= What you are asked to do =
All entries should be output exactly as they stand.

Dataset items
------------

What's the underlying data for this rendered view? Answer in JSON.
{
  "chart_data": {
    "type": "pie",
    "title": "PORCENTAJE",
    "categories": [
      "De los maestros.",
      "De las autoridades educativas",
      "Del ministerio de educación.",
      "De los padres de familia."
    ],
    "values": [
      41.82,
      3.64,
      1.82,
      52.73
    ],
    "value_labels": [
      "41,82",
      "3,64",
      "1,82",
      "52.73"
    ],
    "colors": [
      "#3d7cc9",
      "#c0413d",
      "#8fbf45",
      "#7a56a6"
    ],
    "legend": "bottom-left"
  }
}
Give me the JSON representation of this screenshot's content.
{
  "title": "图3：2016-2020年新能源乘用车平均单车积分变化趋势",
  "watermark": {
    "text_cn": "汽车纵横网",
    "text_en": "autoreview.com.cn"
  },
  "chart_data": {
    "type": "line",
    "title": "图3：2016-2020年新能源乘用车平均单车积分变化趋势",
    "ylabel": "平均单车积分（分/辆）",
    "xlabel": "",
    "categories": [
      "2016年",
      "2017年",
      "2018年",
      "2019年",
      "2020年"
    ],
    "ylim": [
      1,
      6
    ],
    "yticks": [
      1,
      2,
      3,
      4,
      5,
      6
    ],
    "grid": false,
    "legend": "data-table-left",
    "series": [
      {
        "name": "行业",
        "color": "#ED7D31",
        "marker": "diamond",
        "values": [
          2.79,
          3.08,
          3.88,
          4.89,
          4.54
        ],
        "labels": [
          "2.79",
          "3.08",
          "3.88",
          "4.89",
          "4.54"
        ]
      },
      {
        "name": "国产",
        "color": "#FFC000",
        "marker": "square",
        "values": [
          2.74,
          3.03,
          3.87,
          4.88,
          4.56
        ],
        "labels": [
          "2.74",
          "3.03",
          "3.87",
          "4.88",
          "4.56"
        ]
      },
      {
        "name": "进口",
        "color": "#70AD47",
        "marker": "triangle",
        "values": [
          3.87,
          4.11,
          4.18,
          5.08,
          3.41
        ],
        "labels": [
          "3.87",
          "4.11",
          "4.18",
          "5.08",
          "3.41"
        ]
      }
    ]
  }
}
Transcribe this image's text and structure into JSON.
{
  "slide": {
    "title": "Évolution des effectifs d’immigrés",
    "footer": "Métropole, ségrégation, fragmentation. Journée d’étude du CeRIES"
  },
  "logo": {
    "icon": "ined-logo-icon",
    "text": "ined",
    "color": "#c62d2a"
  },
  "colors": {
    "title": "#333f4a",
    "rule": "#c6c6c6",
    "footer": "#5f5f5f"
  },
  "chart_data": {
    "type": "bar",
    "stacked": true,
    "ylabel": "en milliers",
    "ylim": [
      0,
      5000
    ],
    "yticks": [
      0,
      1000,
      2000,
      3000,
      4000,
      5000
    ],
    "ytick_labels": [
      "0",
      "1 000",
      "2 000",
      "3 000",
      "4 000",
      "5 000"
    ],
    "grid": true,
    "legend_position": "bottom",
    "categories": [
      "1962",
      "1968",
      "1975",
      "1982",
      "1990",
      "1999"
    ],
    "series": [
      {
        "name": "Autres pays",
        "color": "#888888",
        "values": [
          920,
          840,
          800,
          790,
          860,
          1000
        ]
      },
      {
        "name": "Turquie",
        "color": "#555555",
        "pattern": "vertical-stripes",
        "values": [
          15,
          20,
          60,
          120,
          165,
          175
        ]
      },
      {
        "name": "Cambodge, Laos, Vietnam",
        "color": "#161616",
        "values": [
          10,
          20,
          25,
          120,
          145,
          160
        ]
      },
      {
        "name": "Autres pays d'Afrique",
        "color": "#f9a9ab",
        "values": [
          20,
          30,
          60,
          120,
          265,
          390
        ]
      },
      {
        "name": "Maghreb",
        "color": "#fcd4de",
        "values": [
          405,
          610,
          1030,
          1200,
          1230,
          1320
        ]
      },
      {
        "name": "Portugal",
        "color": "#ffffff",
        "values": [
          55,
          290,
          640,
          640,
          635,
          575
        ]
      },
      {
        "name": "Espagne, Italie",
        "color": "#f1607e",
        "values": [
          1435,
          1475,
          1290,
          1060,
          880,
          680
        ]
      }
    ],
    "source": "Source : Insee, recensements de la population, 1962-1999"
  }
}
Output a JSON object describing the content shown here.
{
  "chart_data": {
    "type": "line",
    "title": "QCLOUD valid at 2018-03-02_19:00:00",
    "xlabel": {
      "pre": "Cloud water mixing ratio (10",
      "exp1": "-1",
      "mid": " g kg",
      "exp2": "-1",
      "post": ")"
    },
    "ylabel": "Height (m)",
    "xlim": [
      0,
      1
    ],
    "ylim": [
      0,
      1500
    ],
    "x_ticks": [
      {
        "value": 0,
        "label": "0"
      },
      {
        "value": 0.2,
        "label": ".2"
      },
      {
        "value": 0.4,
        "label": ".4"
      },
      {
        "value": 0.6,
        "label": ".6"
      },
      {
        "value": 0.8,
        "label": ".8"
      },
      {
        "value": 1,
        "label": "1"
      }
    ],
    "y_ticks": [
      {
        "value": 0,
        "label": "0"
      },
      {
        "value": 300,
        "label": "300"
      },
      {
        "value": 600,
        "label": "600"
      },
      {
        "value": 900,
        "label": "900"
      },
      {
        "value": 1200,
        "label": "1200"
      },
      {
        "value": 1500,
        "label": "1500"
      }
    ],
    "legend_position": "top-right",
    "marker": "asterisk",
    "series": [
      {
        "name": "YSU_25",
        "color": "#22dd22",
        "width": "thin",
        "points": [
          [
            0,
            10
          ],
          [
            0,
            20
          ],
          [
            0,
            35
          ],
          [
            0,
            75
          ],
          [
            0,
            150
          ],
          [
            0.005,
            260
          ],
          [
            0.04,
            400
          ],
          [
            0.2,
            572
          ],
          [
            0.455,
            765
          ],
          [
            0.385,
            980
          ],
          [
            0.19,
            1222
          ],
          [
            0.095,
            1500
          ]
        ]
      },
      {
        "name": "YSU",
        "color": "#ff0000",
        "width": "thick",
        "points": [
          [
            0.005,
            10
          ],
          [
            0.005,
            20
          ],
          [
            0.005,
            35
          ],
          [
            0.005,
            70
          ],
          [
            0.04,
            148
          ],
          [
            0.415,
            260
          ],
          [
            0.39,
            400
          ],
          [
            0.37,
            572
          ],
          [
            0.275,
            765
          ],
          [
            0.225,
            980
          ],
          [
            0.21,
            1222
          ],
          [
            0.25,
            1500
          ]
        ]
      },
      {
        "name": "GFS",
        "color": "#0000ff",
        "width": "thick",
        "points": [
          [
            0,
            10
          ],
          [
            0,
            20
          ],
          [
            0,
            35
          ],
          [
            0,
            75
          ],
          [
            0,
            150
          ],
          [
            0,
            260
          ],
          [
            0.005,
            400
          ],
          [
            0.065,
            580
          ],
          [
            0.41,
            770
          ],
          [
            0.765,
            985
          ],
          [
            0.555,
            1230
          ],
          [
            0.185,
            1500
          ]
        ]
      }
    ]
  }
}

------------

= The answer =
What's the underlying data for this rendered view? Answer in JSON.
{
  "chart_data": {
    "type": "pie",
    "title": "PORCENTAJE",
    "categories": [
      "De los maestros.",
      "De las autoridades educativas",
      "Del ministerio de educación.",
      "De los padres de familia."
    ],
    "values": [
      41.82,
      3.64,
      1.82,
      52.73
    ],
    "value_labels": [
      "41,82",
      "3,64",
      "1,82",
      "52.73"
    ],
    "colors": [
      "#3d7cc9",
      "#c0413d",
      "#8fbf45",
      "#7a56a6"
    ],
    "legend": "bottom-left"
  }
}
Give me the JSON representation of this screenshot's content.
{
  "title": "图3：2016-2020年新能源乘用车平均单车积分变化趋势",
  "watermark": {
    "text_cn": "汽车纵横网",
    "text_en": "autoreview.com.cn"
  },
  "chart_data": {
    "type": "line",
    "title": "图3：2016-2020年新能源乘用车平均单车积分变化趋势",
    "ylabel": "平均单车积分（分/辆）",
    "xlabel": "",
    "categories": [
      "2016年",
      "2017年",
      "2018年",
      "2019年",
      "2020年"
    ],
    "ylim": [
      1,
      6
    ],
    "yticks": [
      1,
      2,
      3,
      4,
      5,
      6
    ],
    "grid": false,
    "legend": "data-table-left",
    "series": [
      {
        "name": "行业",
        "color": "#ED7D31",
        "marker": "diamond",
        "values": [
          2.79,
          3.08,
          3.88,
          4.89,
          4.54
        ],
        "labels": [
          "2.79",
          "3.08",
          "3.88",
          "4.89",
          "4.54"
        ]
      },
      {
        "name": "国产",
        "color": "#FFC000",
        "marker": "square",
        "values": [
          2.74,
          3.03,
          3.87,
          4.88,
          4.56
        ],
        "labels": [
          "2.74",
          "3.03",
          "3.87",
          "4.88",
          "4.56"
        ]
      },
      {
        "name": "进口",
        "color": "#70AD47",
        "marker": "triangle",
        "values": [
          3.87,
          4.11,
          4.18,
          5.08,
          3.41
        ],
        "labels": [
          "3.87",
          "4.11",
          "4.18",
          "5.08",
          "3.41"
        ]
      }
    ]
  }
}
Transcribe this image's text and structure into JSON.
{
  "slide": {
    "title": "Évolution des effectifs d’immigrés",
    "footer": "Métropole, ségrégation, fragmentation. Journée d’étude du CeRIES"
  },
  "logo": {
    "icon": "ined-logo-icon",
    "text": "ined",
    "color": "#c62d2a"
  },
  "colors": {
    "title": "#333f4a",
    "rule": "#c6c6c6",
    "footer": "#5f5f5f"
  },
  "chart_data": {
    "type": "bar",
    "stacked": true,
    "ylabel": "en milliers",
    "ylim": [
      0,
      5000
    ],
    "yticks": [
      0,
      1000,
      2000,
      3000,
      4000,
      5000
    ],
    "ytick_labels": [
      "0",
      "1 000",
      "2 000",
      "3 000",
      "4 000",
      "5 000"
    ],
    "grid": true,
    "legend_position": "bottom",
    "categories": [
      "1962",
      "1968",
      "1975",
      "1982",
      "1990",
      "1999"
    ],
    "series": [
      {
        "name": "Autres pays",
        "color": "#888888",
        "values": [
          920,
          840,
          800,
          790,
          860,
          1000
        ]
      },
      {
        "name": "Turquie",
        "color": "#555555",
        "pattern": "vertical-stripes",
        "values": [
          15,
          20,
          60,
          120,
          165,
          175
        ]
      },
      {
        "name": "Cambodge, Laos, Vietnam",
        "color": "#161616",
        "values": [
          10,
          20,
          25,
          120,
          145,
          160
        ]
      },
      {
        "name": "Autres pays d'Afrique",
        "color": "#f9a9ab",
        "values": [
          20,
          30,
          60,
          120,
          265,
          390
        ]
      },
      {
        "name": "Maghreb",
        "color": "#fcd4de",
        "values": [
          405,
          610,
          1030,
          1200,
          1230,
          1320
        ]
      },
      {
        "name": "Portugal",
        "color": "#ffffff",
        "values": [
          55,
          290,
          640,
          640,
          635,
          575
        ]
      },
      {
        "name": "Espagne, Italie",
        "color": "#f1607e",
        "values": [
          1435,
          1475,
          1290,
          1060,
          880,
          680
        ]
      }
    ],
    "source": "Source : Insee, recensements de la population, 1962-1999"
  }
}
Output a JSON object describing the content shown here.
{
  "chart_data": {
    "type": "line",
    "title": "QCLOUD valid at 2018-03-02_19:00:00",
    "xlabel": {
      "pre": "Cloud water mixing ratio (10",
      "exp1": "-1",
      "mid": " g kg",
      "exp2": "-1",
      "post": ")"
    },
    "ylabel": "Height (m)",
    "xlim": [
      0,
      1
    ],
    "ylim": [
      0,
      1500
    ],
    "x_ticks": [
      {
        "value": 0,
        "label": "0"
      },
      {
        "value": 0.2,
        "label": ".2"
      },
      {
        "value": 0.4,
        "label": ".4"
      },
      {
        "value": 0.6,
        "label": ".6"
      },
      {
        "value": 0.8,
        "label": ".8"
      },
      {
        "value": 1,
        "label": "1"
      }
    ],
    "y_ticks": [
      {
        "value": 0,
        "label": "0"
      },
      {
        "value": 300,
        "label": "300"
      },
      {
        "value": 600,
        "label": "600"
      },
      {
        "value": 900,
        "label": "900"
      },
      {
        "value": 1200,
        "label": "1200"
      },
      {
        "value": 1500,
        "label": "1500"
      }
    ],
    "legend_position": "top-right",
    "marker": "asterisk",
    "series": [
      {
        "name": "YSU_25",
        "color": "#22dd22",
        "width": "thin",
        "points": [
          [
            0,
            10
          ],
          [
            0,
            20
          ],
          [
            0,
            35
          ],
          [
            0,
            75
          ],
          [
            0,
            150
          ],
          [
            0.005,
            260
          ],
          [
            0.04,
            400
          ],
          [
            0.2,
            572
          ],
          [
            0.455,
            765
          ],
          [
            0.385,
            980
          ],
          [
            0.19,
            1222
          ],
          [
            0.095,
            1500
          ]
        ]
      },
      {
        "name": "YSU",
        "color": "#ff0000",
        "width": "thick",
        "points": [
          [
            0.005,
            10
          ],
          [
            0.005,
            20
          ],
          [
            0.005,
            35
          ],
          [
            0.005,
            70
          ],
          [
            0.04,
            148
          ],
          [
            0.415,
            260
          ],
          [
            0.39,
            400
          ],
          [
            0.37,
            572
          ],
          [
            0.275,
            765
          ],
          [
            0.225,
            980
          ],
          [
            0.21,
            1222
          ],
          [
            0.25,
            1500
          ]
        ]
      },
      {
        "name": "GFS",
        "color": "#0000ff",
        "width": "thick",
        "points": [
          [
            0,
            10
          ],
          [
            0,
            20
          ],
          [
            0,
            35
          ],
          [
            0,
            75
          ],
          [
            0,
            150
          ],
          [
            0,
            260
          ],
          [
            0.005,
            400
          ],
          [
            0.065,
            580
          ],
          [
            0.41,
            770
          ],
          [
            0.765,
            985
          ],
          [
            0.555,
            1230
          ],
          [
            0.185,
            1500
          ]
        ]
      }
    ]
  }
}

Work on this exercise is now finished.